Dataset items
--*--
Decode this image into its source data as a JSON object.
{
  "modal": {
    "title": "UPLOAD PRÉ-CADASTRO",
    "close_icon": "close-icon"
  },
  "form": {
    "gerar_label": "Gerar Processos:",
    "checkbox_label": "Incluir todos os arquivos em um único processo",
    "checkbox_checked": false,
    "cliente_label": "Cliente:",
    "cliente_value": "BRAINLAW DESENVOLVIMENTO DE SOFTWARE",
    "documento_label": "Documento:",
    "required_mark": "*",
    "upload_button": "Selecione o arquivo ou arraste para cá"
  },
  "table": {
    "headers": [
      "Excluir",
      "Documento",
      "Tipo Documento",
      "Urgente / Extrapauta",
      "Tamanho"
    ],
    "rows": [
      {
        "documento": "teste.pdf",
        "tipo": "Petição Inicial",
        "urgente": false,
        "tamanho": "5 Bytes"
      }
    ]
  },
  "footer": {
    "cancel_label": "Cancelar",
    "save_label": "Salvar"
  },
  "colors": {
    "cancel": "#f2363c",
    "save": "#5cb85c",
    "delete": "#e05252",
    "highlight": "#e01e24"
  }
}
--*--
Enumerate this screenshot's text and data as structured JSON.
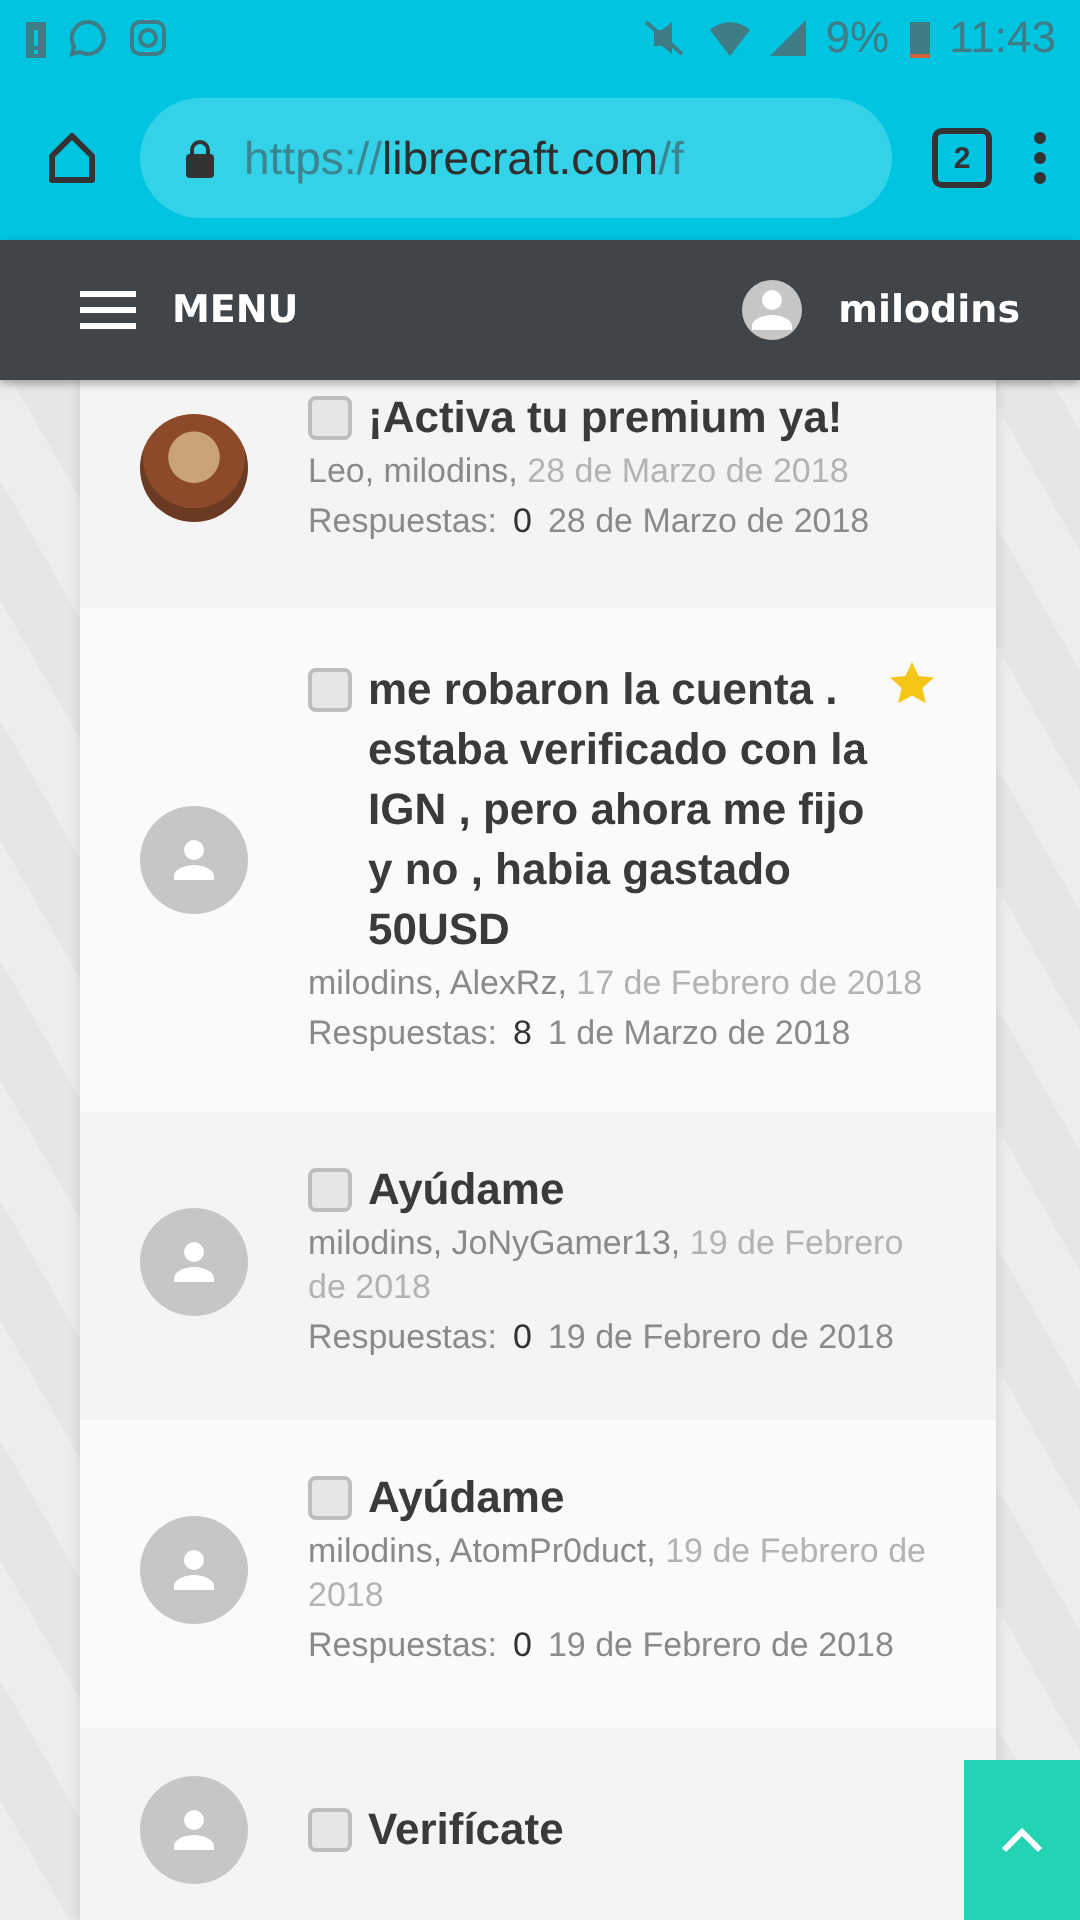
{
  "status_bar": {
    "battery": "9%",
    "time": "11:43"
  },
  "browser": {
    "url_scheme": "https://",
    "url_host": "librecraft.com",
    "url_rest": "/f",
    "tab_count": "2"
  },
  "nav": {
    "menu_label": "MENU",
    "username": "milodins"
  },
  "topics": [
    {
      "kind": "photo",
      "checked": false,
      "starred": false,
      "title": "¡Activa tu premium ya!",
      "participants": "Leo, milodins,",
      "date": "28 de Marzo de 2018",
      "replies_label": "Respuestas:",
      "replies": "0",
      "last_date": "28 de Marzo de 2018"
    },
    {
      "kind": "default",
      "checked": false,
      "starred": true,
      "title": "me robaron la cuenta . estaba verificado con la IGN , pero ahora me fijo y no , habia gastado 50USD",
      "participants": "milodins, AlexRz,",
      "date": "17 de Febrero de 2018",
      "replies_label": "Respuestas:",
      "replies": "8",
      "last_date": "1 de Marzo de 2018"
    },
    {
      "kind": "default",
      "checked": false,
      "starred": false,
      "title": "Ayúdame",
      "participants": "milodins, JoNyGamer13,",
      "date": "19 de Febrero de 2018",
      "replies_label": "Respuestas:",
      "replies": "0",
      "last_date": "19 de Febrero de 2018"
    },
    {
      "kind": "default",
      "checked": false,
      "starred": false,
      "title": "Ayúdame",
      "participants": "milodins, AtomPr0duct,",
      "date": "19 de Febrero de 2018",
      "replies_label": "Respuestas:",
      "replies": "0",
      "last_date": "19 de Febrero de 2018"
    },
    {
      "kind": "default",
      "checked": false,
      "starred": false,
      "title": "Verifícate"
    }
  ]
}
--*--
Report the number of lines in the entries above that include the string "JSON". Give nothing but the number.

- **Answer in full**:
2